## PROVIDED DATA
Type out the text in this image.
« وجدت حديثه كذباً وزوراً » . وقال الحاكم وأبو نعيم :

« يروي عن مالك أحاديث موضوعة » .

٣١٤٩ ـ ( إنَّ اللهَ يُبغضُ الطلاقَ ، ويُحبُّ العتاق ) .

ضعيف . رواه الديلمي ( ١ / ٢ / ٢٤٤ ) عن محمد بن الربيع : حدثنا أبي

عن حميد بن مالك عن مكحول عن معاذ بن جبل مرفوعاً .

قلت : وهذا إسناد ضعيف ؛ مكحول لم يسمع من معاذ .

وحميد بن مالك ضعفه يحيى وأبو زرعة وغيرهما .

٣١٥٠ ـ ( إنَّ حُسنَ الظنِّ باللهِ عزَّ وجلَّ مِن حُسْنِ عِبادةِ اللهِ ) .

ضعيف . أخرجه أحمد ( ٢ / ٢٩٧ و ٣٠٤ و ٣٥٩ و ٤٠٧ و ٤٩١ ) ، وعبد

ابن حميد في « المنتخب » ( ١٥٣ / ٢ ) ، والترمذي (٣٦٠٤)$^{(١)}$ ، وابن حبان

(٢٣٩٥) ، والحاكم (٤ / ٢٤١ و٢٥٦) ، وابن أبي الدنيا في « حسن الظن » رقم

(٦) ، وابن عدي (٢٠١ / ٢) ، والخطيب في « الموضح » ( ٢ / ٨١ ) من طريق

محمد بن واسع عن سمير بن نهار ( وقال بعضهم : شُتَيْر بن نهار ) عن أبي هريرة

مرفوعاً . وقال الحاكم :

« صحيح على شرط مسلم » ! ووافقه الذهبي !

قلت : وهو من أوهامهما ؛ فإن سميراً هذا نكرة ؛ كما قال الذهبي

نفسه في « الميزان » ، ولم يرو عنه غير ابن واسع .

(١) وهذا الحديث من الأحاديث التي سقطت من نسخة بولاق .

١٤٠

## PROBLEM TO SOLVE
Only the number is wanted: how many lines in the data include the string "مرفوعا"?

## TASK RESULT
2